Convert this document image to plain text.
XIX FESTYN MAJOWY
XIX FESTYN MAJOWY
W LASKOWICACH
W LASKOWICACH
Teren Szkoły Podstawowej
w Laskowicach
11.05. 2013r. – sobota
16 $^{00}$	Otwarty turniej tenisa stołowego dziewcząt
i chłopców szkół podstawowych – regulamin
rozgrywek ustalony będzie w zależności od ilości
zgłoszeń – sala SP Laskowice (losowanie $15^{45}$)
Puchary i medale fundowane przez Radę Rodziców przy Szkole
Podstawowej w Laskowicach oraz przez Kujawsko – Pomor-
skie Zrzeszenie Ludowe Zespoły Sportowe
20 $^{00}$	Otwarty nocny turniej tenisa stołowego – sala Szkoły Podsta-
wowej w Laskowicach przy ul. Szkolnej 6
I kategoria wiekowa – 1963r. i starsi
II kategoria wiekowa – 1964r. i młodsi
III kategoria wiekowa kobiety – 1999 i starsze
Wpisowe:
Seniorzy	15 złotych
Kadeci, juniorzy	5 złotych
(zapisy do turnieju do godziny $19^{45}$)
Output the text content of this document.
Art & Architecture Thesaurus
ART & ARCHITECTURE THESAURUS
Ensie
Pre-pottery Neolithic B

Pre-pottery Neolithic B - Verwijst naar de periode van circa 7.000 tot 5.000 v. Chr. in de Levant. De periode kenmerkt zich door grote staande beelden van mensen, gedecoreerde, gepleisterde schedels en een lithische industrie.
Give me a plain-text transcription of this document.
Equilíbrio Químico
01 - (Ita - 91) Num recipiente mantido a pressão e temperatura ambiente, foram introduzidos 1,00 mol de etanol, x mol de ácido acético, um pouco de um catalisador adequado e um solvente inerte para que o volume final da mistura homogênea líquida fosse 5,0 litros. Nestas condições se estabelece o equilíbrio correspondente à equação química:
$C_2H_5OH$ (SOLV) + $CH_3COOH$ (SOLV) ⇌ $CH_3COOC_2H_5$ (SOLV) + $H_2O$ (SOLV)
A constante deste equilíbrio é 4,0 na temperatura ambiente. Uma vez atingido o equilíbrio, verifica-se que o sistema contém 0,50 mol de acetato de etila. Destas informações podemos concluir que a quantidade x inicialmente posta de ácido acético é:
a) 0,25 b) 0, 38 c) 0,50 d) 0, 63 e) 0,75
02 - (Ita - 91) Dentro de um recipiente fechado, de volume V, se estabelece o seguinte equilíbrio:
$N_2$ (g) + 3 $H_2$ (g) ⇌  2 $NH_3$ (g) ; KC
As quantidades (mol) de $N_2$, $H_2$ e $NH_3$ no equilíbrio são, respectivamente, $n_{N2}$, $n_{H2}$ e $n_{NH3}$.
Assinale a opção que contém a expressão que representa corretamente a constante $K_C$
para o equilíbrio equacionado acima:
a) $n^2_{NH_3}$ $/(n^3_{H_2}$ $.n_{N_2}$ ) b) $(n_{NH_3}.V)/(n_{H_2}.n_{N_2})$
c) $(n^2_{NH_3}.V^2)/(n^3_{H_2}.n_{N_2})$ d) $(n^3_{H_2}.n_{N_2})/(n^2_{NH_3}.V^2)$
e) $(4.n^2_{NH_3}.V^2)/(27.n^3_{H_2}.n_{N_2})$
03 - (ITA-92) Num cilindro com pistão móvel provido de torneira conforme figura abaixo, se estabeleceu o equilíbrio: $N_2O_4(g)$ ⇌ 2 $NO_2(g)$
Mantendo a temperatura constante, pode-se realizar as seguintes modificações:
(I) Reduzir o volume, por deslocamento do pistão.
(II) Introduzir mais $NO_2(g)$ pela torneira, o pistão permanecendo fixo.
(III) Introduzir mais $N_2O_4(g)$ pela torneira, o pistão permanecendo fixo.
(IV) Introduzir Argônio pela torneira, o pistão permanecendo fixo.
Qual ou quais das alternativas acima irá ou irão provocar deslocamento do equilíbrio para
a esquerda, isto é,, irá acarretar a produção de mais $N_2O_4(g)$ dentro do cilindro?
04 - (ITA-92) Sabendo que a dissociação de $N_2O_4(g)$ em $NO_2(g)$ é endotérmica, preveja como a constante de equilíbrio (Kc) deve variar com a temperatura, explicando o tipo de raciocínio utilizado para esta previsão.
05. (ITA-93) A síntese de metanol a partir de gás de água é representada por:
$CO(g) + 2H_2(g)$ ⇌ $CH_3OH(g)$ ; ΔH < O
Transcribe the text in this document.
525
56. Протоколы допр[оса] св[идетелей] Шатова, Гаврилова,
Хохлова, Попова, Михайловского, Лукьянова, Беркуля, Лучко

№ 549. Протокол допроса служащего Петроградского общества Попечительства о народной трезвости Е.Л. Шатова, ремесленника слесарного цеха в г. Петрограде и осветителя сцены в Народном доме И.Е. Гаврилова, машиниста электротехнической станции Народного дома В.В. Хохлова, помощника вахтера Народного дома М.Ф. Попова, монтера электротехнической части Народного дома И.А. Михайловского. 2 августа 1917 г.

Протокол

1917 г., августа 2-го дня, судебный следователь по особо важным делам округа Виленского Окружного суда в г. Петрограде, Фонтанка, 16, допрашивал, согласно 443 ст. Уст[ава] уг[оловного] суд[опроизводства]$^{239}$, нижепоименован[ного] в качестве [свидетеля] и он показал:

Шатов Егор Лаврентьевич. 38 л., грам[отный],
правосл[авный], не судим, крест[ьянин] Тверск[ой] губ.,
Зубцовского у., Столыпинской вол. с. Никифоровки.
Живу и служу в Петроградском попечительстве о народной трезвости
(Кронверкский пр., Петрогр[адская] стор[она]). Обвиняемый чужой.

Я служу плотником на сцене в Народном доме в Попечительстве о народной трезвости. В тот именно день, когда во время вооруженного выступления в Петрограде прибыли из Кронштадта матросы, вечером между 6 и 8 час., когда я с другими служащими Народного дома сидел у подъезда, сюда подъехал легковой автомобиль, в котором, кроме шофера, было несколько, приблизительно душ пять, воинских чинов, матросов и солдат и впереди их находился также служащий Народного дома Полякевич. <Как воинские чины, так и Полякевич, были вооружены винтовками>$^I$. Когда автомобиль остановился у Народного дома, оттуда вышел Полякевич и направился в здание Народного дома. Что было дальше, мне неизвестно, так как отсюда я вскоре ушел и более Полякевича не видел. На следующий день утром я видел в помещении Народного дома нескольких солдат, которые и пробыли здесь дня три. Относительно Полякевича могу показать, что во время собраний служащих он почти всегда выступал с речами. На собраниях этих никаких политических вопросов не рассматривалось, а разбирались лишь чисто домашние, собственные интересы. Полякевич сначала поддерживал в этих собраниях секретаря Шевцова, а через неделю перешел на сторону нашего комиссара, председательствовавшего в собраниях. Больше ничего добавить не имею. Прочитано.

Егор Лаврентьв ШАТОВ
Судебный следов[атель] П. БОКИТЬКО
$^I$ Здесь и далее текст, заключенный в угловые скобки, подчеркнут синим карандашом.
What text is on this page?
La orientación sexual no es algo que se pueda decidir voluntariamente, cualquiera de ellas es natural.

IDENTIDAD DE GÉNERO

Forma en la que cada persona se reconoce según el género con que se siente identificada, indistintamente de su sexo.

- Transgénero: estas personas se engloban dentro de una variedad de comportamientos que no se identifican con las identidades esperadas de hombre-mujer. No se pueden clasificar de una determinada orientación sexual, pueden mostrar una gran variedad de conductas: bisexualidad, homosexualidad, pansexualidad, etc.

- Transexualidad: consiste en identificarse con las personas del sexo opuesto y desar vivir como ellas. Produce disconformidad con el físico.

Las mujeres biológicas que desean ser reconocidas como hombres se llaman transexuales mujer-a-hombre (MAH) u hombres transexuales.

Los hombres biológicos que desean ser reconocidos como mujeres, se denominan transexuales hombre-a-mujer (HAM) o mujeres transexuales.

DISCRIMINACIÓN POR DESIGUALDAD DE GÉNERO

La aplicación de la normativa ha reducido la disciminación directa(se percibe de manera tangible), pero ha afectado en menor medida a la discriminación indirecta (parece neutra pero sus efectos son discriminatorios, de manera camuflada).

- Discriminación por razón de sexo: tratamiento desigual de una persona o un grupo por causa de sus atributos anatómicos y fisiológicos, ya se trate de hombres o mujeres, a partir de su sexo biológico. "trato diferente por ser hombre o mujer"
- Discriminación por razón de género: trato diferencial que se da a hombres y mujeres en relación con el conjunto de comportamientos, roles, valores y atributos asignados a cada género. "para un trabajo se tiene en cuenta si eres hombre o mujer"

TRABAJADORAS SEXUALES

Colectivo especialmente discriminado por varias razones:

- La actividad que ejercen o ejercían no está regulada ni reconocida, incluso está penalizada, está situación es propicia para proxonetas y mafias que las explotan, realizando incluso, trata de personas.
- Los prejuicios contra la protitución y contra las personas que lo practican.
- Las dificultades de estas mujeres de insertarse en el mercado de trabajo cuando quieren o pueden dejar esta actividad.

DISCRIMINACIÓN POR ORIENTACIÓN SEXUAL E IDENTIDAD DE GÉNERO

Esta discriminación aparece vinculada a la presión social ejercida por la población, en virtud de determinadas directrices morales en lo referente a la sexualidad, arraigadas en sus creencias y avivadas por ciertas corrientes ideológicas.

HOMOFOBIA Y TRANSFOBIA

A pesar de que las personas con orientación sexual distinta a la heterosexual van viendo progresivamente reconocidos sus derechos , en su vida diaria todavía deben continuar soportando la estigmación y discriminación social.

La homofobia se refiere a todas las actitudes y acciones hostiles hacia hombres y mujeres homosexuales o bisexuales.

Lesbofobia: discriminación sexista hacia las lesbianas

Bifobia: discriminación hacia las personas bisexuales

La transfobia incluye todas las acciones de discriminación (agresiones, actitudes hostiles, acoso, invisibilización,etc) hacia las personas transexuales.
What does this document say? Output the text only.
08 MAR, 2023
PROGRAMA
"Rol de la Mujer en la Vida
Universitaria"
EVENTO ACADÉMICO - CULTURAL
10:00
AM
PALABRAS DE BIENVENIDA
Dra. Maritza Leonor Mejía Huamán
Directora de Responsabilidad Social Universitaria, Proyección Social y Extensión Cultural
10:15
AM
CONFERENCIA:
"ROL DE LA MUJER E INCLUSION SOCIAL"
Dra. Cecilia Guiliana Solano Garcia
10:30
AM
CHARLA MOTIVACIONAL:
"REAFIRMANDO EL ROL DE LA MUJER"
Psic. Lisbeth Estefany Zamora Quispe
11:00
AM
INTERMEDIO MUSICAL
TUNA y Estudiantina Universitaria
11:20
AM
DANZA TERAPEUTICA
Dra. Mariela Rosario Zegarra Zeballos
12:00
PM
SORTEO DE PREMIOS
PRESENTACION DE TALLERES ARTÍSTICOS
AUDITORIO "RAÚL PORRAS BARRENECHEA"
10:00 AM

---*---

**CHALLENGE**
Lines that hold the word "mais" are the ones to return, every one of them.

**EXERCISE ANSWER**
(II) Introduzir mais $NO_2(g)$ pela torneira, o pistão permanecendo fixo.
(III) Introduzir mais $N_2O_4(g)$ pela torneira, o pistão permanecendo fixo.
a esquerda, isto é,, irá acarretar a produção de mais $N_2O_4(g)$ dentro do cilindro?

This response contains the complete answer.